• [Instructions to follow]
Copy the records below exactly as they are written.

• [Source material]

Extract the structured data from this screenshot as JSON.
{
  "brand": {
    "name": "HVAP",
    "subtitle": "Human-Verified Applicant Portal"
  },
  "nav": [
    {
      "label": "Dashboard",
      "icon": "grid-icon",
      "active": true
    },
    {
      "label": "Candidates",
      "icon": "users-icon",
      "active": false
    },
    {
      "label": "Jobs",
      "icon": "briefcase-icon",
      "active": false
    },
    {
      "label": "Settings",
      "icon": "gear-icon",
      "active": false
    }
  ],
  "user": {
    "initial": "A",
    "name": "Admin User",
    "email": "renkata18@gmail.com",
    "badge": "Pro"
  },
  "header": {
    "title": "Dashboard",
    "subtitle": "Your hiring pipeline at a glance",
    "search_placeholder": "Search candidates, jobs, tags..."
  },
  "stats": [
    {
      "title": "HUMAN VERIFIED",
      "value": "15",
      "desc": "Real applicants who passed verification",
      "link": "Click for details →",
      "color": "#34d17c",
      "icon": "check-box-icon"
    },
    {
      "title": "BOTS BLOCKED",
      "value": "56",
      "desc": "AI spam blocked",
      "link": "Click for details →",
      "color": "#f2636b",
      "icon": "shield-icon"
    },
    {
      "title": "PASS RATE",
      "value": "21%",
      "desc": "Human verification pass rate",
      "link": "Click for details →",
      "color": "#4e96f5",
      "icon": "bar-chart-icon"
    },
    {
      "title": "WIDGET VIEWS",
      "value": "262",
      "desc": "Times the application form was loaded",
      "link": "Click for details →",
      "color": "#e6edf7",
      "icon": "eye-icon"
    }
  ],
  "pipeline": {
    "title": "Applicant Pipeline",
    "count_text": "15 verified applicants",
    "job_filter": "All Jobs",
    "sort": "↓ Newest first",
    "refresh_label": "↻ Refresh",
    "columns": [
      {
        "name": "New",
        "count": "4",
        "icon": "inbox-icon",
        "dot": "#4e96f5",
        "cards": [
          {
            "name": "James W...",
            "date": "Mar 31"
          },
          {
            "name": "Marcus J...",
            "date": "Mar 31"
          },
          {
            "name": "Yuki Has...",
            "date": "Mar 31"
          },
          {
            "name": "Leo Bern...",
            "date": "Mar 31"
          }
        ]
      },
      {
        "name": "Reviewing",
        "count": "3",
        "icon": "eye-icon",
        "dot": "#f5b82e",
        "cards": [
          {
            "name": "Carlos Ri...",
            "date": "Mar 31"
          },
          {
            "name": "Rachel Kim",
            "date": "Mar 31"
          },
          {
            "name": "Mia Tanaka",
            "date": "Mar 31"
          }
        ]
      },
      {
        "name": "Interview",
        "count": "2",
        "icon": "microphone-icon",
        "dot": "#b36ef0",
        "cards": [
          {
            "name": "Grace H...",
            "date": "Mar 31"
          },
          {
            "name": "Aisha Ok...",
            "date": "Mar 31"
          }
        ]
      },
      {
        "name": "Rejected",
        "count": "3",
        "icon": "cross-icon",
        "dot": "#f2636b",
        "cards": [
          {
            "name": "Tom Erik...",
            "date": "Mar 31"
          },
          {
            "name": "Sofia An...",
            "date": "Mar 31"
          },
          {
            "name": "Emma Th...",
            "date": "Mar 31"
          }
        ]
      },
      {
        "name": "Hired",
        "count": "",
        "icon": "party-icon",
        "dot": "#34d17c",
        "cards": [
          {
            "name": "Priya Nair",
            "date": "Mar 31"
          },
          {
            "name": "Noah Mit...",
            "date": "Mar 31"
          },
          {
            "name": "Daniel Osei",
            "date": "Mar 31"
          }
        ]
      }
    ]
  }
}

• [Result below]
Extract the structured data from this screenshot as JSON.
{
  "brand": {
    "name": "HVAP",
    "subtitle": "Human-Verified Applicant Portal"
  },
  "nav": [
    {
      "label": "Dashboard",
      "icon": "grid-icon",
      "active": true
    },
    {
      "label": "Candidates",
      "icon": "users-icon",
      "active": false
    },
    {
      "label": "Jobs",
      "icon": "briefcase-icon",
      "active": false
    },
    {
      "label": "Settings",
      "icon": "gear-icon",
      "active": false
    }
  ],
  "user": {
    "initial": "A",
    "name": "Admin User",
    "email": "renkata18@gmail.com",
    "badge": "Pro"
  },
  "header": {
    "title": "Dashboard",
    "subtitle": "Your hiring pipeline at a glance",
    "search_placeholder": "Search candidates, jobs, tags..."
  },
  "stats": [
    {
      "title": "HUMAN VERIFIED",
      "value": "15",
      "desc": "Real applicants who passed verification",
      "link": "Click for details →",
      "color": "#34d17c",
      "icon": "check-box-icon"
    },
    {
      "title": "BOTS BLOCKED",
      "value": "56",
      "desc": "AI spam blocked",
      "link": "Click for details →",
      "color": "#f2636b",
      "icon": "shield-icon"
    },
    {
      "title": "PASS RATE",
      "value": "21%",
      "desc": "Human verification pass rate",
      "link": "Click for details →",
      "color": "#4e96f5",
      "icon": "bar-chart-icon"
    },
    {
      "title": "WIDGET VIEWS",
      "value": "262",
      "desc": "Times the application form was loaded",
      "link": "Click for details →",
      "color": "#e6edf7",
      "icon": "eye-icon"
    }
  ],
  "pipeline": {
    "title": "Applicant Pipeline",
    "count_text": "15 verified applicants",
    "job_filter": "All Jobs",
    "sort": "↓ Newest first",
    "refresh_label": "↻ Refresh",
    "columns": [
      {
        "name": "New",
        "count": "4",
        "icon": "inbox-icon",
        "dot": "#4e96f5",
        "cards": [
          {
            "name": "James W...",
            "date": "Mar 31"
          },
          {
            "name": "Marcus J...",
            "date": "Mar 31"
          },
          {
            "name": "Yuki Has...",
            "date": "Mar 31"
          },
          {
            "name": "Leo Bern...",
            "date": "Mar 31"
          }
        ]
      },
      {
        "name": "Reviewing",
        "count": "3",
        "icon": "eye-icon",
        "dot": "#f5b82e",
        "cards": [
          {
            "name": "Carlos Ri...",
            "date": "Mar 31"
          },
          {
            "name": "Rachel Kim",
            "date": "Mar 31"
          },
          {
            "name": "Mia Tanaka",
            "date": "Mar 31"
          }
        ]
      },
      {
        "name": "Interview",
        "count": "2",
        "icon": "microphone-icon",
        "dot": "#b36ef0",
        "cards": [
          {
            "name": "Grace H...",
            "date": "Mar 31"
          },
          {
            "name": "Aisha Ok...",
            "date": "Mar 31"
          }
        ]
      },
      {
        "name": "Rejected",
        "count": "3",
        "icon": "cross-icon",
        "dot": "#f2636b",
        "cards": [
          {
            "name": "Tom Erik...",
            "date": "Mar 31"
          },
          {
            "name": "Sofia An...",
            "date": "Mar 31"
          },
          {
            "name": "Emma Th...",
            "date": "Mar 31"
          }
        ]
      },
      {
        "name": "Hired",
        "count": "",
        "icon": "party-icon",
        "dot": "#34d17c",
        "cards": [
          {
            "name": "Priya Nair",
            "date": "Mar 31"
          },
          {
            "name": "Noah Mit...",
            "date": "Mar 31"
          },
          {
            "name": "Daniel Osei",
            "date": "Mar 31"
          }
        ]
      }
    ]
  }
}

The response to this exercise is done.